Problem statement - Write out every record in full, exactly as written, please.
## Start
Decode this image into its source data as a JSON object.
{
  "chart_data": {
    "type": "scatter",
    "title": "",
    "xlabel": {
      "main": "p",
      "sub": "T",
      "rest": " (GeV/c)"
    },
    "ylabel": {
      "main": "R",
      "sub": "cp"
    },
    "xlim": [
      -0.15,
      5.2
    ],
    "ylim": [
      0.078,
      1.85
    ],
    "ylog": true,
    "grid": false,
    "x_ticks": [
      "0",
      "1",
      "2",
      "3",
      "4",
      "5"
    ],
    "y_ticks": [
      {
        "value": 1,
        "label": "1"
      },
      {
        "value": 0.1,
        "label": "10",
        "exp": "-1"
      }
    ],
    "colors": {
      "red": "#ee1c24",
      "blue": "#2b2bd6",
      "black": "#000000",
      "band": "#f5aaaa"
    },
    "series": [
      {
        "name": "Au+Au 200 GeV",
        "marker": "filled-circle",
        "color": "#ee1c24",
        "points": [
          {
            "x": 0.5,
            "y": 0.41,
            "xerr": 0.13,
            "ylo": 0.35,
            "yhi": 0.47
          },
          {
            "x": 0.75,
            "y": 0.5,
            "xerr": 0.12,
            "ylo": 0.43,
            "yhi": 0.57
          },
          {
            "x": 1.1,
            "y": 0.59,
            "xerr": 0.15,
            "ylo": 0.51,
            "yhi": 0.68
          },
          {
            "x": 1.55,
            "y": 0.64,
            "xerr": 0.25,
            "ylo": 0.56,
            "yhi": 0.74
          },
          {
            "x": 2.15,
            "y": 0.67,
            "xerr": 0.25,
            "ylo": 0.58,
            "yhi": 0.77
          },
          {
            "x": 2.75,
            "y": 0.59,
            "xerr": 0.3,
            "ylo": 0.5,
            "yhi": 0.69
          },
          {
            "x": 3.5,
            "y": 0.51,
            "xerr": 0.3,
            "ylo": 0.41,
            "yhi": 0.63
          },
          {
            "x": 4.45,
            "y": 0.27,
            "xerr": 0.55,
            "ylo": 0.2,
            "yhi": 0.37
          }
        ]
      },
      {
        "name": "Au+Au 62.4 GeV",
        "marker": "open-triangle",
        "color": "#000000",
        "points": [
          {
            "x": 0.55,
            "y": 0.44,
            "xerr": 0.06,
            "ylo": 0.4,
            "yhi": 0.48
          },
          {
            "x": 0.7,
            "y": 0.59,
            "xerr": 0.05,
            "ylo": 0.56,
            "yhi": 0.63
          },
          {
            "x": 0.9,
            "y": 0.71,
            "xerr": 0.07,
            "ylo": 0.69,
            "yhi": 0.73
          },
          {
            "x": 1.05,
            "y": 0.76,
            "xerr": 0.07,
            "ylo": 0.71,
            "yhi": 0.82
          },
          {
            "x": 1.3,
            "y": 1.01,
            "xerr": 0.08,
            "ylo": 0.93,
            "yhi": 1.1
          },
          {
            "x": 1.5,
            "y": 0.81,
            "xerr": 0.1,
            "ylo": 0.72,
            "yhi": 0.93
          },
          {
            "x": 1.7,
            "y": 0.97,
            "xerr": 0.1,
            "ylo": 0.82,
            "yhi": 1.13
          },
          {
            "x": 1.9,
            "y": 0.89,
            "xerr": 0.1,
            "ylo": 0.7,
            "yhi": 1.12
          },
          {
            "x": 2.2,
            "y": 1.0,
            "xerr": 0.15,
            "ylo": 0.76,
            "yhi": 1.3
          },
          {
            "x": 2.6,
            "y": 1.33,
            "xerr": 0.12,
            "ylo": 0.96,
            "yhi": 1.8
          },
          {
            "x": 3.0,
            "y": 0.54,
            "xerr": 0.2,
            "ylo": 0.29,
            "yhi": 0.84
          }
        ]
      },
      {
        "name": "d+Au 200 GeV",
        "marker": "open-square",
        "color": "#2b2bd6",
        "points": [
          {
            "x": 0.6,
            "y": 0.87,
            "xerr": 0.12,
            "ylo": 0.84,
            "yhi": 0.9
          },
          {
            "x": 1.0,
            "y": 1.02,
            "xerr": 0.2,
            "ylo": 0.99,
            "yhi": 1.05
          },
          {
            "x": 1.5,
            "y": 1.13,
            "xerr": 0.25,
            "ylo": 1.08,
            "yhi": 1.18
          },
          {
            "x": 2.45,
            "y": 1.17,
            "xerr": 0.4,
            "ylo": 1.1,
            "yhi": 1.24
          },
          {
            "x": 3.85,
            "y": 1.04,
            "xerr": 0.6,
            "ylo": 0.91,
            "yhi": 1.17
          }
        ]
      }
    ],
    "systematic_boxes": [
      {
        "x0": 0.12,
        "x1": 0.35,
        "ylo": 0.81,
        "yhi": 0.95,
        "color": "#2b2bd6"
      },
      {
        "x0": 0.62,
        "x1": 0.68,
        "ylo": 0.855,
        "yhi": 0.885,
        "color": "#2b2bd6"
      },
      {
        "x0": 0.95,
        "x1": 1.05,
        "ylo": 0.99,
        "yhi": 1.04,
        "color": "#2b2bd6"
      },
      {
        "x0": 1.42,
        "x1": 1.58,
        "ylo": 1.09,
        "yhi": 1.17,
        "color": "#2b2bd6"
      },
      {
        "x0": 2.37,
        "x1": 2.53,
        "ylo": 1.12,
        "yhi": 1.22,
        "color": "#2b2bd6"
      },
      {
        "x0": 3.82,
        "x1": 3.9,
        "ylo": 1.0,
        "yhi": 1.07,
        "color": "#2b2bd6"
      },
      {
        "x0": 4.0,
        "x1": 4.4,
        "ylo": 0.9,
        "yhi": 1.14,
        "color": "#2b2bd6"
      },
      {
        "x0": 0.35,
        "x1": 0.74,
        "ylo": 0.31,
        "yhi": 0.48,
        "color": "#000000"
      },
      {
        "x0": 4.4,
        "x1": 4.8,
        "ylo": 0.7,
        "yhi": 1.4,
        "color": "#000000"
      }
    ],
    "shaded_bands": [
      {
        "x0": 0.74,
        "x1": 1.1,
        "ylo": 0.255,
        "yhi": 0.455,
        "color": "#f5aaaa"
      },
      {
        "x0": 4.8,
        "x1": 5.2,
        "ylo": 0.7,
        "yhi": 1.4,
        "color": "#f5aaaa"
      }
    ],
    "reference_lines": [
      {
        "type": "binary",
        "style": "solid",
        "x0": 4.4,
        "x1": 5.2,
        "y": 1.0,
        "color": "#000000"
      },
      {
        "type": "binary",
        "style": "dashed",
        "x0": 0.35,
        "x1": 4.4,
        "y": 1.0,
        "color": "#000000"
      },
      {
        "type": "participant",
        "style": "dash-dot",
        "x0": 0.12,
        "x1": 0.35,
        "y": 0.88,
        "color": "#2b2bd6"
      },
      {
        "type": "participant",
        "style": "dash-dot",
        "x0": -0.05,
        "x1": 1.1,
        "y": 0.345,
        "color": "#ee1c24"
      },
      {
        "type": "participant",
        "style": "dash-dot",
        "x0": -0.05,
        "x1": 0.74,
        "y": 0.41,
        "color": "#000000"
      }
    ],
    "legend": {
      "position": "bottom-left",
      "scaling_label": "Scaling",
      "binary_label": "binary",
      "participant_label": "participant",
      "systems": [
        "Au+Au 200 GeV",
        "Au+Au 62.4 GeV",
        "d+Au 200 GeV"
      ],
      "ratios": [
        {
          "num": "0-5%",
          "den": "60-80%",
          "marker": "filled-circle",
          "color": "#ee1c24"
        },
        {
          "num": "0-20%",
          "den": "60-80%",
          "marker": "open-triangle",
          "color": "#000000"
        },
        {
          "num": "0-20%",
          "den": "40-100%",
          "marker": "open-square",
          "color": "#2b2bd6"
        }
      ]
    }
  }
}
## End
The solution -
Decode this image into its source data as a JSON object.
{
  "chart_data": {
    "type": "scatter",
    "title": "",
    "xlabel": {
      "main": "p",
      "sub": "T",
      "rest": " (GeV/c)"
    },
    "ylabel": {
      "main": "R",
      "sub": "cp"
    },
    "xlim": [
      -0.15,
      5.2
    ],
    "ylim": [
      0.078,
      1.85
    ],
    "ylog": true,
    "grid": false,
    "x_ticks": [
      "0",
      "1",
      "2",
      "3",
      "4",
      "5"
    ],
    "y_ticks": [
      {
        "value": 1,
        "label": "1"
      },
      {
        "value": 0.1,
        "label": "10",
        "exp": "-1"
      }
    ],
    "colors": {
      "red": "#ee1c24",
      "blue": "#2b2bd6",
      "black": "#000000",
      "band": "#f5aaaa"
    },
    "series": [
      {
        "name": "Au+Au 200 GeV",
        "marker": "filled-circle",
        "color": "#ee1c24",
        "points": [
          {
            "x": 0.5,
            "y": 0.41,
            "xerr": 0.13,
            "ylo": 0.35,
            "yhi": 0.47
          },
          {
            "x": 0.75,
            "y": 0.5,
            "xerr": 0.12,
            "ylo": 0.43,
            "yhi": 0.57
          },
          {
            "x": 1.1,
            "y": 0.59,
            "xerr": 0.15,
            "ylo": 0.51,
            "yhi": 0.68
          },
          {
            "x": 1.55,
            "y": 0.64,
            "xerr": 0.25,
            "ylo": 0.56,
            "yhi": 0.74
          },
          {
            "x": 2.15,
            "y": 0.67,
            "xerr": 0.25,
            "ylo": 0.58,
            "yhi": 0.77
          },
          {
            "x": 2.75,
            "y": 0.59,
            "xerr": 0.3,
            "ylo": 0.5,
            "yhi": 0.69
          },
          {
            "x": 3.5,
            "y": 0.51,
            "xerr": 0.3,
            "ylo": 0.41,
            "yhi": 0.63
          },
          {
            "x": 4.45,
            "y": 0.27,
            "xerr": 0.55,
            "ylo": 0.2,
            "yhi": 0.37
          }
        ]
      },
      {
        "name": "Au+Au 62.4 GeV",
        "marker": "open-triangle",
        "color": "#000000",
        "points": [
          {
            "x": 0.55,
            "y": 0.44,
            "xerr": 0.06,
            "ylo": 0.4,
            "yhi": 0.48
          },
          {
            "x": 0.7,
            "y": 0.59,
            "xerr": 0.05,
            "ylo": 0.56,
            "yhi": 0.63
          },
          {
            "x": 0.9,
            "y": 0.71,
            "xerr": 0.07,
            "ylo": 0.69,
            "yhi": 0.73
          },
          {
            "x": 1.05,
            "y": 0.76,
            "xerr": 0.07,
            "ylo": 0.71,
            "yhi": 0.82
          },
          {
            "x": 1.3,
            "y": 1.01,
            "xerr": 0.08,
            "ylo": 0.93,
            "yhi": 1.1
          },
          {
            "x": 1.5,
            "y": 0.81,
            "xerr": 0.1,
            "ylo": 0.72,
            "yhi": 0.93
          },
          {
            "x": 1.7,
            "y": 0.97,
            "xerr": 0.1,
            "ylo": 0.82,
            "yhi": 1.13
          },
          {
            "x": 1.9,
            "y": 0.89,
            "xerr": 0.1,
            "ylo": 0.7,
            "yhi": 1.12
          },
          {
            "x": 2.2,
            "y": 1.0,
            "xerr": 0.15,
            "ylo": 0.76,
            "yhi": 1.3
          },
          {
            "x": 2.6,
            "y": 1.33,
            "xerr": 0.12,
            "ylo": 0.96,
            "yhi": 1.8
          },
          {
            "x": 3.0,
            "y": 0.54,
            "xerr": 0.2,
            "ylo": 0.29,
            "yhi": 0.84
          }
        ]
      },
      {
        "name": "d+Au 200 GeV",
        "marker": "open-square",
        "color": "#2b2bd6",
        "points": [
          {
            "x": 0.6,
            "y": 0.87,
            "xerr": 0.12,
            "ylo": 0.84,
            "yhi": 0.9
          },
          {
            "x": 1.0,
            "y": 1.02,
            "xerr": 0.2,
            "ylo": 0.99,
            "yhi": 1.05
          },
          {
            "x": 1.5,
            "y": 1.13,
            "xerr": 0.25,
            "ylo": 1.08,
            "yhi": 1.18
          },
          {
            "x": 2.45,
            "y": 1.17,
            "xerr": 0.4,
            "ylo": 1.1,
            "yhi": 1.24
          },
          {
            "x": 3.85,
            "y": 1.04,
            "xerr": 0.6,
            "ylo": 0.91,
            "yhi": 1.17
          }
        ]
      }
    ],
    "systematic_boxes": [
      {
        "x0": 0.12,
        "x1": 0.35,
        "ylo": 0.81,
        "yhi": 0.95,
        "color": "#2b2bd6"
      },
      {
        "x0": 0.62,
        "x1": 0.68,
        "ylo": 0.855,
        "yhi": 0.885,
        "color": "#2b2bd6"
      },
      {
        "x0": 0.95,
        "x1": 1.05,
        "ylo": 0.99,
        "yhi": 1.04,
        "color": "#2b2bd6"
      },
      {
        "x0": 1.42,
        "x1": 1.58,
        "ylo": 1.09,
        "yhi": 1.17,
        "color": "#2b2bd6"
      },
      {
        "x0": 2.37,
        "x1": 2.53,
        "ylo": 1.12,
        "yhi": 1.22,
        "color": "#2b2bd6"
      },
      {
        "x0": 3.82,
        "x1": 3.9,
        "ylo": 1.0,
        "yhi": 1.07,
        "color": "#2b2bd6"
      },
      {
        "x0": 4.0,
        "x1": 4.4,
        "ylo": 0.9,
        "yhi": 1.14,
        "color": "#2b2bd6"
      },
      {
        "x0": 0.35,
        "x1": 0.74,
        "ylo": 0.31,
        "yhi": 0.48,
        "color": "#000000"
      },
      {
        "x0": 4.4,
        "x1": 4.8,
        "ylo": 0.7,
        "yhi": 1.4,
        "color": "#000000"
      }
    ],
    "shaded_bands": [
      {
        "x0": 0.74,
        "x1": 1.1,
        "ylo": 0.255,
        "yhi": 0.455,
        "color": "#f5aaaa"
      },
      {
        "x0": 4.8,
        "x1": 5.2,
        "ylo": 0.7,
        "yhi": 1.4,
        "color": "#f5aaaa"
      }
    ],
    "reference_lines": [
      {
        "type": "binary",
        "style": "solid",
        "x0": 4.4,
        "x1": 5.2,
        "y": 1.0,
        "color": "#000000"
      },
      {
        "type": "binary",
        "style": "dashed",
        "x0": 0.35,
        "x1": 4.4,
        "y": 1.0,
        "color": "#000000"
      },
      {
        "type": "participant",
        "style": "dash-dot",
        "x0": 0.12,
        "x1": 0.35,
        "y": 0.88,
        "color": "#2b2bd6"
      },
      {
        "type": "participant",
        "style": "dash-dot",
        "x0": -0.05,
        "x1": 1.1,
        "y": 0.345,
        "color": "#ee1c24"
      },
      {
        "type": "participant",
        "style": "dash-dot",
        "x0": -0.05,
        "x1": 0.74,
        "y": 0.41,
        "color": "#000000"
      }
    ],
    "legend": {
      "position": "bottom-left",
      "scaling_label": "Scaling",
      "binary_label": "binary",
      "participant_label": "participant",
      "systems": [
        "Au+Au 200 GeV",
        "Au+Au 62.4 GeV",
        "d+Au 200 GeV"
      ],
      "ratios": [
        {
          "num": "0-5%",
          "den": "60-80%",
          "marker": "filled-circle",
          "color": "#ee1c24"
        },
        {
          "num": "0-20%",
          "den": "60-80%",
          "marker": "open-triangle",
          "color": "#000000"
        },
        {
          "num": "0-20%",
          "den": "40-100%",
          "marker": "open-square",
          "color": "#2b2bd6"
        }
      ]
    }
  }
}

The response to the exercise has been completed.